__TASK GOAL__. Filter the lines below, copying only those with the string "title".

__SUPPLIED RECORDS__.
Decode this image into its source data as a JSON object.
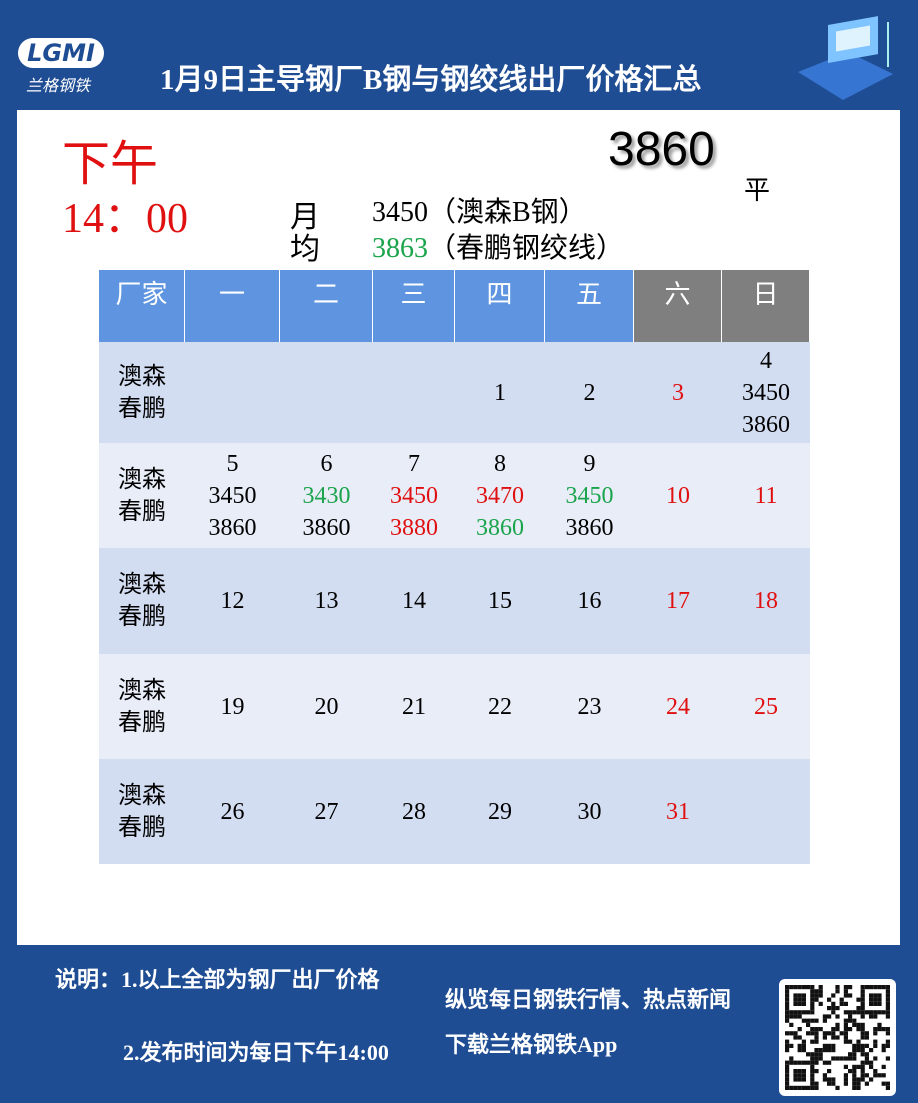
{
  "header": {
    "logo_mark": "LGMI",
    "logo_name": "兰格钢铁",
    "title": "1月9日主导钢厂B钢与钢绞线出厂价格汇总"
  },
  "summary": {
    "period": "下午",
    "time": "14：00",
    "price": "3860",
    "trend": "平",
    "avg_label": [
      "月",
      "均"
    ],
    "avg_lines": [
      [
        {
          "text": "3450"
        },
        {
          "text": "（澳森B钢）"
        }
      ],
      [
        {
          "text": "3863",
          "color": "#1aa44b"
        },
        {
          "text": "（春鹏钢绞线）"
        }
      ]
    ]
  },
  "table": {
    "header": [
      "厂家",
      "一",
      "二",
      "三",
      "四",
      "五",
      "六",
      "日"
    ],
    "rows": [
      {
        "label": [
          "澳森",
          "春鹏"
        ],
        "cells": [
          [],
          [],
          [],
          [
            {
              "text": "1"
            }
          ],
          [
            {
              "text": "2"
            }
          ],
          [
            {
              "text": "3",
              "color": "#e01010"
            }
          ],
          [
            {
              "text": "4"
            },
            {
              "text": "3450"
            },
            {
              "text": "3860"
            }
          ]
        ]
      },
      {
        "label": [
          "澳森",
          "春鹏"
        ],
        "cells": [
          [
            {
              "text": "5"
            },
            {
              "text": "3450"
            },
            {
              "text": "3860"
            }
          ],
          [
            {
              "text": "6"
            },
            {
              "text": "3430",
              "color": "#1aa44b"
            },
            {
              "text": "3860"
            }
          ],
          [
            {
              "text": "7"
            },
            {
              "text": "3450",
              "color": "#e01010"
            },
            {
              "text": "3880",
              "color": "#e01010"
            }
          ],
          [
            {
              "text": "8"
            },
            {
              "text": "3470",
              "color": "#e01010"
            },
            {
              "text": "3860",
              "color": "#1aa44b"
            }
          ],
          [
            {
              "text": "9"
            },
            {
              "text": "3450",
              "color": "#1aa44b"
            },
            {
              "text": "3860"
            }
          ],
          [
            {
              "text": "10",
              "color": "#e01010"
            }
          ],
          [
            {
              "text": "11",
              "color": "#e01010"
            }
          ]
        ]
      },
      {
        "label": [
          "澳森",
          "春鹏"
        ],
        "cells": [
          [
            {
              "text": "12"
            }
          ],
          [
            {
              "text": "13"
            }
          ],
          [
            {
              "text": "14"
            }
          ],
          [
            {
              "text": "15"
            }
          ],
          [
            {
              "text": "16"
            }
          ],
          [
            {
              "text": "17",
              "color": "#e01010"
            }
          ],
          [
            {
              "text": "18",
              "color": "#e01010"
            }
          ]
        ]
      },
      {
        "label": [
          "澳森",
          "春鹏"
        ],
        "cells": [
          [
            {
              "text": "19"
            }
          ],
          [
            {
              "text": "20"
            }
          ],
          [
            {
              "text": "21"
            }
          ],
          [
            {
              "text": "22"
            }
          ],
          [
            {
              "text": "23"
            }
          ],
          [
            {
              "text": "24",
              "color": "#e01010"
            }
          ],
          [
            {
              "text": "25",
              "color": "#e01010"
            }
          ]
        ]
      },
      {
        "label": [
          "澳森",
          "春鹏"
        ],
        "cells": [
          [
            {
              "text": "26"
            }
          ],
          [
            {
              "text": "27"
            }
          ],
          [
            {
              "text": "28"
            }
          ],
          [
            {
              "text": "29"
            }
          ],
          [
            {
              "text": "30"
            }
          ],
          [
            {
              "text": "31",
              "color": "#e01010"
            }
          ],
          []
        ]
      }
    ]
  },
  "footer": {
    "note_1": "说明：1.以上全部为钢厂出厂价格",
    "note_2": "2.发布时间为每日下午14:00",
    "promo_1": "纵览每日钢铁行情、热点新闻",
    "promo_2": "下载兰格钢铁App"
  }
}
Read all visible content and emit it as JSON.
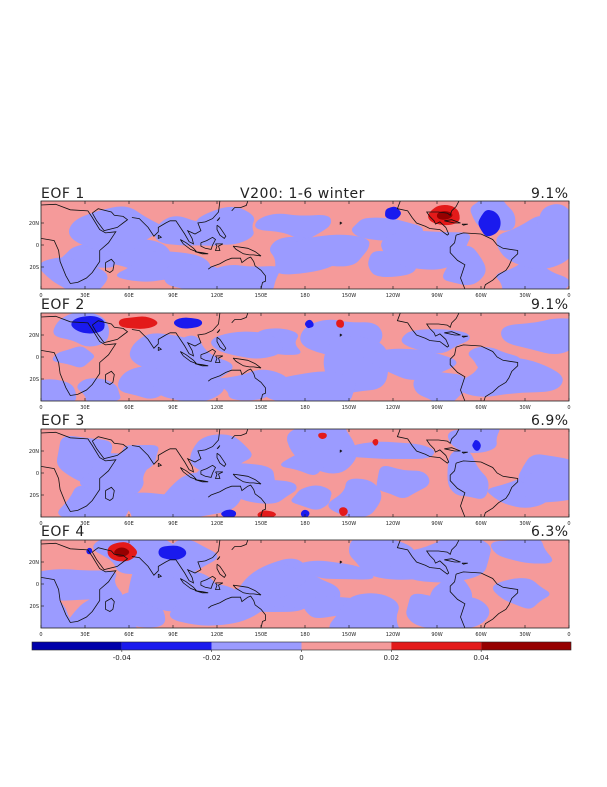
{
  "chart_data": {
    "type": "heatmap",
    "title": "V200: 1-6 winter",
    "colors": {
      "strong_negative": "#0000aa",
      "negative": "#1a1aee",
      "weak_negative": "#9b9bff",
      "weak_positive": "#f59a9a",
      "positive": "#e31a1a",
      "strong_positive": "#960000"
    },
    "x_ticks": [
      "0",
      "30E",
      "60E",
      "90E",
      "120E",
      "150E",
      "180",
      "150W",
      "120W",
      "90W",
      "60W",
      "30W",
      "0"
    ],
    "y_ticks": [
      "20N",
      "0",
      "20S"
    ],
    "colorbar": {
      "ticks": [
        "-0.04",
        "-0.02",
        "0",
        "0.02",
        "0.04"
      ],
      "range": [
        -0.06,
        0.06
      ]
    },
    "panels": [
      {
        "label": "EOF 1",
        "variance": "9.1%",
        "features": [
          {
            "type": "neg",
            "lon": 240,
            "lat": 29,
            "r_lon": 6,
            "r_lat": 6
          },
          {
            "type": "pos",
            "lon": 275,
            "lat": 27,
            "r_lon": 12,
            "r_lat": 9,
            "core": true
          },
          {
            "type": "neg",
            "lon": 306,
            "lat": 20,
            "r_lon": 8,
            "r_lat": 12
          }
        ]
      },
      {
        "label": "EOF 2",
        "variance": "9.1%",
        "features": [
          {
            "type": "neg",
            "lon": 32,
            "lat": 29,
            "r_lon": 12,
            "r_lat": 8
          },
          {
            "type": "pos",
            "lon": 66,
            "lat": 31,
            "r_lon": 13,
            "r_lat": 6
          },
          {
            "type": "neg",
            "lon": 100,
            "lat": 31,
            "r_lon": 10,
            "r_lat": 5
          },
          {
            "type": "neg",
            "lon": 183,
            "lat": 30,
            "r_lon": 3,
            "r_lat": 4
          },
          {
            "type": "pos",
            "lon": 204,
            "lat": 30,
            "r_lon": 3,
            "r_lat": 4
          }
        ]
      },
      {
        "label": "EOF 3",
        "variance": "6.9%",
        "features": [
          {
            "type": "pos",
            "lon": 192,
            "lat": 34,
            "r_lon": 3,
            "r_lat": 3
          },
          {
            "type": "pos",
            "lon": 228,
            "lat": 28,
            "r_lon": 2,
            "r_lat": 3
          },
          {
            "type": "neg",
            "lon": 297,
            "lat": 25,
            "r_lon": 3,
            "r_lat": 5
          },
          {
            "type": "neg",
            "lon": 128,
            "lat": -37,
            "r_lon": 5,
            "r_lat": 4
          },
          {
            "type": "pos",
            "lon": 154,
            "lat": -38,
            "r_lon": 6,
            "r_lat": 4
          },
          {
            "type": "neg",
            "lon": 180,
            "lat": -37,
            "r_lon": 3,
            "r_lat": 4
          },
          {
            "type": "pos",
            "lon": 206,
            "lat": -35,
            "r_lon": 3,
            "r_lat": 4
          }
        ]
      },
      {
        "label": "EOF 4",
        "variance": "6.3%",
        "features": [
          {
            "type": "neg",
            "lon": 33,
            "lat": 30,
            "r_lon": 2,
            "r_lat": 3
          },
          {
            "type": "pos",
            "lon": 55,
            "lat": 29,
            "r_lon": 11,
            "r_lat": 9,
            "core": true
          },
          {
            "type": "neg",
            "lon": 90,
            "lat": 29,
            "r_lon": 10,
            "r_lat": 7
          }
        ]
      }
    ]
  }
}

__TASK SOLUTION__.
    "title": "1月9日主导钢厂B钢与钢绞线出厂价格汇总"
    "title": "V200: 1-6 winter",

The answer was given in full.